» Brief:
Extract the complete data exactly as given.

» Extracted data:

====

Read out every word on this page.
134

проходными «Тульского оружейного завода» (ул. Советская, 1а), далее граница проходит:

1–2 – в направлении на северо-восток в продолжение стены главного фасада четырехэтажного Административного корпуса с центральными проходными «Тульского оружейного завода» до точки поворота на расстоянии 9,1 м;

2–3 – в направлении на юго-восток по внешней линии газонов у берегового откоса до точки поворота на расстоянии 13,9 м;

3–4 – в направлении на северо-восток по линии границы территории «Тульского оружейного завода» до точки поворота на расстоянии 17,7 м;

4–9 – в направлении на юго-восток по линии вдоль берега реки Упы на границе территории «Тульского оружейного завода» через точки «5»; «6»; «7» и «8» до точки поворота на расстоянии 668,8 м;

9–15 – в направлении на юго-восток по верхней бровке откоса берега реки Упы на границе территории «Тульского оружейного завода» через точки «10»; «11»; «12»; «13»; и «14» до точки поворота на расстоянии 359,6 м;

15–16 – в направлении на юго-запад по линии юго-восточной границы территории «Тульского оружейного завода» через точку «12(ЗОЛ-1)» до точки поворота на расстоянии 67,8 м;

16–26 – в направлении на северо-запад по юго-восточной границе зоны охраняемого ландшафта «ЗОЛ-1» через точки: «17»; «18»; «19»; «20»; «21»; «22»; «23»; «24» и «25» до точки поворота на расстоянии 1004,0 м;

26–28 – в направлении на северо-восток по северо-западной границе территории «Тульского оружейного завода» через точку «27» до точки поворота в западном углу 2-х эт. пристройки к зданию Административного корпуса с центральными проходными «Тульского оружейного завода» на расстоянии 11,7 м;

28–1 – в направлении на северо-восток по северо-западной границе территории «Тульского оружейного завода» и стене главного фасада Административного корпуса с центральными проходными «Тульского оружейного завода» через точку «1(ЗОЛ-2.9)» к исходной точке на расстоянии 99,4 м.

====

» Task answer:
Read out every word on this page.
134

проходными «Тульского оружейного завода» (ул. Советская, 1а), далее граница проходит:

1–2 – в направлении на северо-восток в продолжение стены главного фасада четырехэтажного Административного корпуса с центральными проходными «Тульского оружейного завода» до точки поворота на расстоянии 9,1 м;

2–3 – в направлении на юго-восток по внешней линии газонов у берегового откоса до точки поворота на расстоянии 13,9 м;

3–4 – в направлении на северо-восток по линии границы территории «Тульского оружейного завода» до точки поворота на расстоянии 17,7 м;

4–9 – в направлении на юго-восток по линии вдоль берега реки Упы на границе территории «Тульского оружейного завода» через точки «5»; «6»; «7» и «8» до точки поворота на расстоянии 668,8 м;

9–15 – в направлении на юго-восток по верхней бровке откоса берега реки Упы на границе территории «Тульского оружейного завода» через точки «10»; «11»; «12»; «13»; и «14» до точки поворота на расстоянии 359,6 м;

15–16 – в направлении на юго-запад по линии юго-восточной границы территории «Тульского оружейного завода» через точку «12(ЗОЛ-1)» до точки поворота на расстоянии 67,8 м;

16–26 – в направлении на северо-запад по юго-восточной границе зоны охраняемого ландшафта «ЗОЛ-1» через точки: «17»; «18»; «19»; «20»; «21»; «22»; «23»; «24» и «25» до точки поворота на расстоянии 1004,0 м;

26–28 – в направлении на северо-восток по северо-западной границе территории «Тульского оружейного завода» через точку «27» до точки поворота в западном углу 2-х эт. пристройки к зданию Административного корпуса с центральными проходными «Тульского оружейного завода» на расстоянии 11,7 м;

28–1 – в направлении на северо-восток по северо-западной границе территории «Тульского оружейного завода» и стене главного фасада Административного корпуса с центральными проходными «Тульского оружейного завода» через точку «1(ЗОЛ-2.9)» к исходной точке на расстоянии 99,4 м.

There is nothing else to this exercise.